Data extracted from a collection
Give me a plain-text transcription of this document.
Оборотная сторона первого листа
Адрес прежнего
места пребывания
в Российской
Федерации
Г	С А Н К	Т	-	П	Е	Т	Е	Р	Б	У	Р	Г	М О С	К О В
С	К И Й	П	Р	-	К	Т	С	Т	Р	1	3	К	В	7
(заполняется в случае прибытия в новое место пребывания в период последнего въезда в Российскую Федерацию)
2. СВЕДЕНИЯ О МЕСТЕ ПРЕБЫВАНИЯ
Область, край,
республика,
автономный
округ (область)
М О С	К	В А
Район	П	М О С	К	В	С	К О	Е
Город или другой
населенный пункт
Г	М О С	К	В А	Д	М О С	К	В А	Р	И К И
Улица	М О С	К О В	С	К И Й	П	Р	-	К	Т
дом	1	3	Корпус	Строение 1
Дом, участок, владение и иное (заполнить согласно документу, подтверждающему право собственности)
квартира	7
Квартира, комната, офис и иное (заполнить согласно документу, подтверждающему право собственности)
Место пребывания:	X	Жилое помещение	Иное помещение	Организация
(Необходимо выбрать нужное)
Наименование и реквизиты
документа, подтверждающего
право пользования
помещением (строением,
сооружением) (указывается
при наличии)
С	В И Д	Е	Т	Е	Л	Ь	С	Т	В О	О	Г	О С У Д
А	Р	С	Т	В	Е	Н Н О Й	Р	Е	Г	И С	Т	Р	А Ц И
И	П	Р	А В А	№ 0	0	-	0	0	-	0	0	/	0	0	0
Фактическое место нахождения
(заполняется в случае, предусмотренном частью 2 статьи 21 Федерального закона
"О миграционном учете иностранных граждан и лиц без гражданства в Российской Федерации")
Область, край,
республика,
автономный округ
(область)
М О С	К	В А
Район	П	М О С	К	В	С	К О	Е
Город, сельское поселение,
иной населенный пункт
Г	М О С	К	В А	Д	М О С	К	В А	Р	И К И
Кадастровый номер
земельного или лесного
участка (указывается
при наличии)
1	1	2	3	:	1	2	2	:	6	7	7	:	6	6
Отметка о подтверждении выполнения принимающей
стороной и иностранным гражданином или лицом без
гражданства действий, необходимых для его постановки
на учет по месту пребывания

WHAT THE EXERCISE ASKS:
Print the records above in full, exactly.

ANSWER TO THIS PROBLEM:
Give me a plain-text transcription of this document.
Оборотная сторона первого листа
Адрес прежнего
места пребывания
в Российской
Федерации
Г	С А Н К	Т	-	П	Е	Т	Е	Р	Б	У	Р	Г	М О С	К О В
С	К И Й	П	Р	-	К	Т	С	Т	Р	1	3	К	В	7
(заполняется в случае прибытия в новое место пребывания в период последнего въезда в Российскую Федерацию)
2. СВЕДЕНИЯ О МЕСТЕ ПРЕБЫВАНИЯ
Область, край,
республика,
автономный
округ (область)
М О С	К	В А
Район	П	М О С	К	В	С	К О	Е
Город или другой
населенный пункт
Г	М О С	К	В А	Д	М О С	К	В А	Р	И К И
Улица	М О С	К О В	С	К И Й	П	Р	-	К	Т
дом	1	3	Корпус	Строение 1
Дом, участок, владение и иное (заполнить согласно документу, подтверждающему право собственности)
квартира	7
Квартира, комната, офис и иное (заполнить согласно документу, подтверждающему право собственности)
Место пребывания:	X	Жилое помещение	Иное помещение	Организация
(Необходимо выбрать нужное)
Наименование и реквизиты
документа, подтверждающего
право пользования
помещением (строением,
сооружением) (указывается
при наличии)
С	В И Д	Е	Т	Е	Л	Ь	С	Т	В О	О	Г	О С У Д
А	Р	С	Т	В	Е	Н Н О Й	Р	Е	Г	И С	Т	Р	А Ц И
И	П	Р	А В А	№ 0	0	-	0	0	-	0	0	/	0	0	0
Фактическое место нахождения
(заполняется в случае, предусмотренном частью 2 статьи 21 Федерального закона
"О миграционном учете иностранных граждан и лиц без гражданства в Российской Федерации")
Область, край,
республика,
автономный округ
(область)
М О С	К	В А
Район	П	М О С	К	В	С	К О	Е
Город, сельское поселение,
иной населенный пункт
Г	М О С	К	В А	Д	М О С	К	В А	Р	И К И
Кадастровый номер
земельного или лесного
участка (указывается
при наличии)
1	1	2	3	:	1	2	2	:	6	7	7	:	6	6
Отметка о подтверждении выполнения принимающей
стороной и иностранным гражданином или лицом без
гражданства действий, необходимых для его постановки
на учет по месту пребывания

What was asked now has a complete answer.